PROBLEM TO WORK ON: The records below must be copied in full; omit the images.

RECORDS PROVIDED:
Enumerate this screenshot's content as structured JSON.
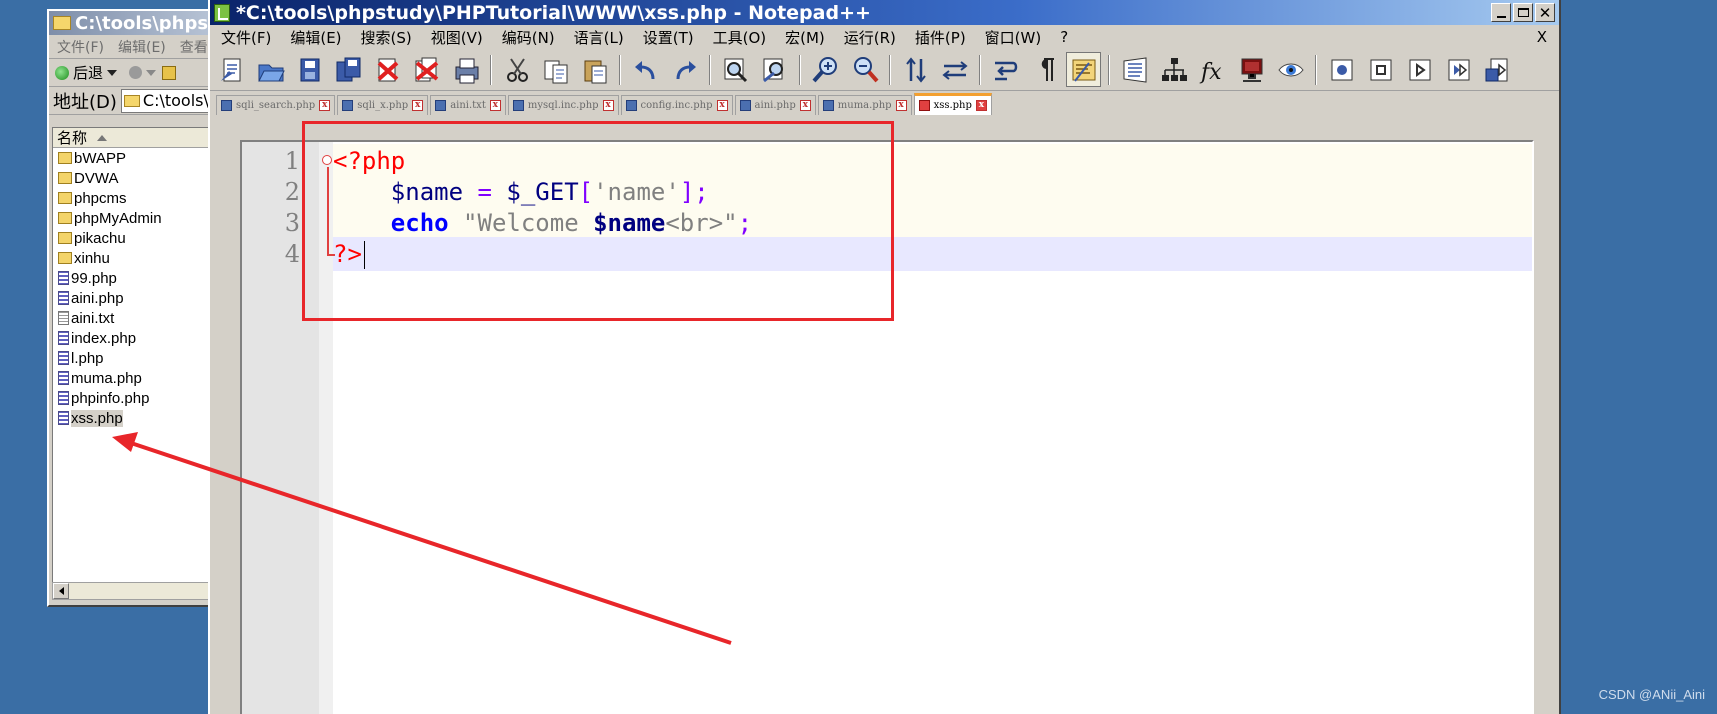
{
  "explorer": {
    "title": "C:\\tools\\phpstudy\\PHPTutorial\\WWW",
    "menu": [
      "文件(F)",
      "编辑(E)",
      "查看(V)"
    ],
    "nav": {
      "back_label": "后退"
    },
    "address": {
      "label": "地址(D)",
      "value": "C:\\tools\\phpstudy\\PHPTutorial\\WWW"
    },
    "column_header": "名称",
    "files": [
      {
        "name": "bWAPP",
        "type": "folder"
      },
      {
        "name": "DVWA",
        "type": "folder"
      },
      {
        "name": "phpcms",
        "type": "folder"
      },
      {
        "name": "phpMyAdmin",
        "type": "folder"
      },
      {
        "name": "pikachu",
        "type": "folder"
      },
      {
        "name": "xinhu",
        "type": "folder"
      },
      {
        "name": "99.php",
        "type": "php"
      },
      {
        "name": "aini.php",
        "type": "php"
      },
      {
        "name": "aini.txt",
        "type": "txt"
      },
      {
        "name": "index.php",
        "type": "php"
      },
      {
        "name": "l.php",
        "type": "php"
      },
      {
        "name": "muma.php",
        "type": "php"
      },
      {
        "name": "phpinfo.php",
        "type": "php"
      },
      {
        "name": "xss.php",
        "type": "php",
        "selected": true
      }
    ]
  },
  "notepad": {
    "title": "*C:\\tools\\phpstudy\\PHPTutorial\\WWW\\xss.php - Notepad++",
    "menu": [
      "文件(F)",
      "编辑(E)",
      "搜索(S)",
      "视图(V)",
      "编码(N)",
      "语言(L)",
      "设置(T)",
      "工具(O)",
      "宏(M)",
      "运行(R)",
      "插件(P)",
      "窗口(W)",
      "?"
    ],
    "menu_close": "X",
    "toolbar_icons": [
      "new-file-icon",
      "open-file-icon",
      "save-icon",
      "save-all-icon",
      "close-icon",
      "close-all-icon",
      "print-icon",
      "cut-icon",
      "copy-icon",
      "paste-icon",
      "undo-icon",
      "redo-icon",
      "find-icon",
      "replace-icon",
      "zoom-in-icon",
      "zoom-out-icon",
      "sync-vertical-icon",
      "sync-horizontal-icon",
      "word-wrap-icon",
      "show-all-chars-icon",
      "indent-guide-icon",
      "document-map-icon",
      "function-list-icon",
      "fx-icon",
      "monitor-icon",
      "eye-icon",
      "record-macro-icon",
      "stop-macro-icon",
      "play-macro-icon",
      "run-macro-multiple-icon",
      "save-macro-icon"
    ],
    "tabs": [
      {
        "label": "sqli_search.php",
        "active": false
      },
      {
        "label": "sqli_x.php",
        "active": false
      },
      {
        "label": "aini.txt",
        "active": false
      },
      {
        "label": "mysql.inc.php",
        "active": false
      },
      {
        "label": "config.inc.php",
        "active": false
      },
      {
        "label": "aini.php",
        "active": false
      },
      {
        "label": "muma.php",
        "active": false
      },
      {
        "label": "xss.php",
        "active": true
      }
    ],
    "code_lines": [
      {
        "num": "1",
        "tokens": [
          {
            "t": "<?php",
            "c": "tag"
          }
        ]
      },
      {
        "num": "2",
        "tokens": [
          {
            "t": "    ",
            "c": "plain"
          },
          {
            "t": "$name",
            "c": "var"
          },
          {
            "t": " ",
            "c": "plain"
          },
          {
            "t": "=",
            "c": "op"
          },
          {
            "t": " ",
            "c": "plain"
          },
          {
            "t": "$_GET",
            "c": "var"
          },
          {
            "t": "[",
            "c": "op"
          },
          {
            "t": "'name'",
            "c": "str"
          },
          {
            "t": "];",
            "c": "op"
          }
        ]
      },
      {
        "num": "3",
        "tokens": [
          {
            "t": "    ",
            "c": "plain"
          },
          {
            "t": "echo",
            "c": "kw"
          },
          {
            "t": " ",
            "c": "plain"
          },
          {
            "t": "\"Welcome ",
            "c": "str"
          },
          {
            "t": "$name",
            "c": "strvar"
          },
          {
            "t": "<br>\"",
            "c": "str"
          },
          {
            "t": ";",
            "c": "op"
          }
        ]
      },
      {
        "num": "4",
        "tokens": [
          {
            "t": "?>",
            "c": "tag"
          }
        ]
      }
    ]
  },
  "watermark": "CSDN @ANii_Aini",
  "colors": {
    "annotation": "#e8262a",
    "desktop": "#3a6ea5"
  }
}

FULL OUTPUT:
Enumerate this screenshot's content as structured JSON.
{
  "explorer": {
    "title": "C:\\tools\\phpstudy\\PHPTutorial\\WWW",
    "menu": [
      "文件(F)",
      "编辑(E)",
      "查看(V)"
    ],
    "nav": {
      "back_label": "后退"
    },
    "address": {
      "label": "地址(D)",
      "value": "C:\\tools\\phpstudy\\PHPTutorial\\WWW"
    },
    "column_header": "名称",
    "files": [
      {
        "name": "bWAPP",
        "type": "folder"
      },
      {
        "name": "DVWA",
        "type": "folder"
      },
      {
        "name": "phpcms",
        "type": "folder"
      },
      {
        "name": "phpMyAdmin",
        "type": "folder"
      },
      {
        "name": "pikachu",
        "type": "folder"
      },
      {
        "name": "xinhu",
        "type": "folder"
      },
      {
        "name": "99.php",
        "type": "php"
      },
      {
        "name": "aini.php",
        "type": "php"
      },
      {
        "name": "aini.txt",
        "type": "txt"
      },
      {
        "name": "index.php",
        "type": "php"
      },
      {
        "name": "l.php",
        "type": "php"
      },
      {
        "name": "muma.php",
        "type": "php"
      },
      {
        "name": "phpinfo.php",
        "type": "php"
      },
      {
        "name": "xss.php",
        "type": "php",
        "selected": true
      }
    ]
  },
  "notepad": {
    "title": "*C:\\tools\\phpstudy\\PHPTutorial\\WWW\\xss.php - Notepad++",
    "menu": [
      "文件(F)",
      "编辑(E)",
      "搜索(S)",
      "视图(V)",
      "编码(N)",
      "语言(L)",
      "设置(T)",
      "工具(O)",
      "宏(M)",
      "运行(R)",
      "插件(P)",
      "窗口(W)",
      "?"
    ],
    "menu_close": "X",
    "toolbar_icons": [
      "new-file-icon",
      "open-file-icon",
      "save-icon",
      "save-all-icon",
      "close-icon",
      "close-all-icon",
      "print-icon",
      "cut-icon",
      "copy-icon",
      "paste-icon",
      "undo-icon",
      "redo-icon",
      "find-icon",
      "replace-icon",
      "zoom-in-icon",
      "zoom-out-icon",
      "sync-vertical-icon",
      "sync-horizontal-icon",
      "word-wrap-icon",
      "show-all-chars-icon",
      "indent-guide-icon",
      "document-map-icon",
      "function-list-icon",
      "fx-icon",
      "monitor-icon",
      "eye-icon",
      "record-macro-icon",
      "stop-macro-icon",
      "play-macro-icon",
      "run-macro-multiple-icon",
      "save-macro-icon"
    ],
    "tabs": [
      {
        "label": "sqli_search.php",
        "active": false
      },
      {
        "label": "sqli_x.php",
        "active": false
      },
      {
        "label": "aini.txt",
        "active": false
      },
      {
        "label": "mysql.inc.php",
        "active": false
      },
      {
        "label": "config.inc.php",
        "active": false
      },
      {
        "label": "aini.php",
        "active": false
      },
      {
        "label": "muma.php",
        "active": false
      },
      {
        "label": "xss.php",
        "active": true
      }
    ],
    "code_lines": [
      {
        "num": "1",
        "tokens": [
          {
            "t": "<?php",
            "c": "tag"
          }
        ]
      },
      {
        "num": "2",
        "tokens": [
          {
            "t": "    ",
            "c": "plain"
          },
          {
            "t": "$name",
            "c": "var"
          },
          {
            "t": " ",
            "c": "plain"
          },
          {
            "t": "=",
            "c": "op"
          },
          {
            "t": " ",
            "c": "plain"
          },
          {
            "t": "$_GET",
            "c": "var"
          },
          {
            "t": "[",
            "c": "op"
          },
          {
            "t": "'name'",
            "c": "str"
          },
          {
            "t": "];",
            "c": "op"
          }
        ]
      },
      {
        "num": "3",
        "tokens": [
          {
            "t": "    ",
            "c": "plain"
          },
          {
            "t": "echo",
            "c": "kw"
          },
          {
            "t": " ",
            "c": "plain"
          },
          {
            "t": "\"Welcome ",
            "c": "str"
          },
          {
            "t": "$name",
            "c": "strvar"
          },
          {
            "t": "<br>\"",
            "c": "str"
          },
          {
            "t": ";",
            "c": "op"
          }
        ]
      },
      {
        "num": "4",
        "tokens": [
          {
            "t": "?>",
            "c": "tag"
          }
        ]
      }
    ]
  },
  "watermark": "CSDN @ANii_Aini",
  "colors": {
    "annotation": "#e8262a",
    "desktop": "#3a6ea5"
  }
}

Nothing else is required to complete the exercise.